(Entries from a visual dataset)
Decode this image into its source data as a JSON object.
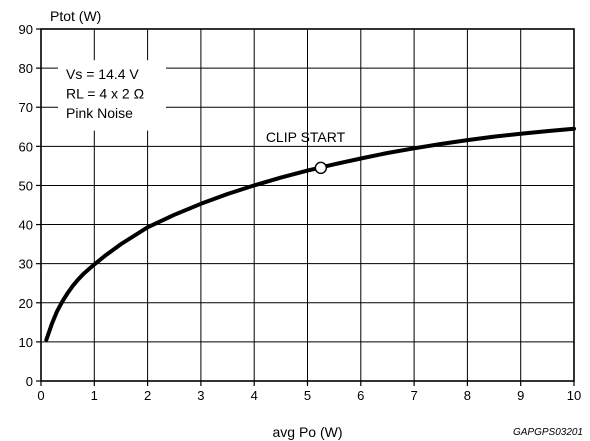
{
  "chart_data": {
    "type": "line",
    "title": "",
    "xlabel": "avg Po (W)",
    "ylabel": "Ptot (W)",
    "xlim": [
      0,
      10
    ],
    "ylim": [
      0,
      90
    ],
    "xticks": [
      0,
      1,
      2,
      3,
      4,
      5,
      6,
      7,
      8,
      9,
      10
    ],
    "yticks": [
      0,
      10,
      20,
      30,
      40,
      50,
      60,
      70,
      80,
      90
    ],
    "grid": true,
    "annotations": [
      "Vs = 14.4 V",
      "RL = 4 x 2 Ω",
      "Pink Noise"
    ],
    "marker": {
      "label": "CLIP START",
      "x": 5.25,
      "y": 54.5
    },
    "figure_code": "GAPGPS03201",
    "series": [
      {
        "x": [
          0.1,
          0.2,
          0.3,
          0.4,
          0.5,
          0.6,
          0.7,
          0.8,
          1.0,
          1.2,
          1.5,
          2.0,
          2.5,
          3.0,
          3.5,
          4.0,
          4.5,
          5.0,
          5.5,
          6.0,
          6.5,
          7.0,
          7.5,
          8.0,
          8.5,
          9.0,
          9.5,
          10.0
        ],
        "y": [
          10.5,
          14.5,
          17.8,
          20.3,
          22.5,
          24.4,
          26.0,
          27.4,
          29.8,
          32.0,
          35.0,
          39.3,
          42.5,
          45.3,
          47.8,
          50.0,
          52.0,
          53.8,
          55.4,
          56.9,
          58.3,
          59.5,
          60.6,
          61.6,
          62.5,
          63.2,
          63.9,
          64.5
        ]
      }
    ]
  }
}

Given problem: Leave the pictures out and copy the rest of the data exactly.

The answer:
Decode this image into its source data as a JSON object.
{
  "chart_data": {
    "type": "line",
    "title": "",
    "xlabel": "avg Po (W)",
    "ylabel": "Ptot (W)",
    "xlim": [
      0,
      10
    ],
    "ylim": [
      0,
      90
    ],
    "xticks": [
      0,
      1,
      2,
      3,
      4,
      5,
      6,
      7,
      8,
      9,
      10
    ],
    "yticks": [
      0,
      10,
      20,
      30,
      40,
      50,
      60,
      70,
      80,
      90
    ],
    "grid": true,
    "annotations": [
      "Vs = 14.4 V",
      "RL = 4 x 2 Ω",
      "Pink Noise"
    ],
    "marker": {
      "label": "CLIP START",
      "x": 5.25,
      "y": 54.5
    },
    "figure_code": "GAPGPS03201",
    "series": [
      {
        "x": [
          0.1,
          0.2,
          0.3,
          0.4,
          0.5,
          0.6,
          0.7,
          0.8,
          1.0,
          1.2,
          1.5,
          2.0,
          2.5,
          3.0,
          3.5,
          4.0,
          4.5,
          5.0,
          5.5,
          6.0,
          6.5,
          7.0,
          7.5,
          8.0,
          8.5,
          9.0,
          9.5,
          10.0
        ],
        "y": [
          10.5,
          14.5,
          17.8,
          20.3,
          22.5,
          24.4,
          26.0,
          27.4,
          29.8,
          32.0,
          35.0,
          39.3,
          42.5,
          45.3,
          47.8,
          50.0,
          52.0,
          53.8,
          55.4,
          56.9,
          58.3,
          59.5,
          60.6,
          61.6,
          62.5,
          63.2,
          63.9,
          64.5
        ]
      }
    ]
  }
}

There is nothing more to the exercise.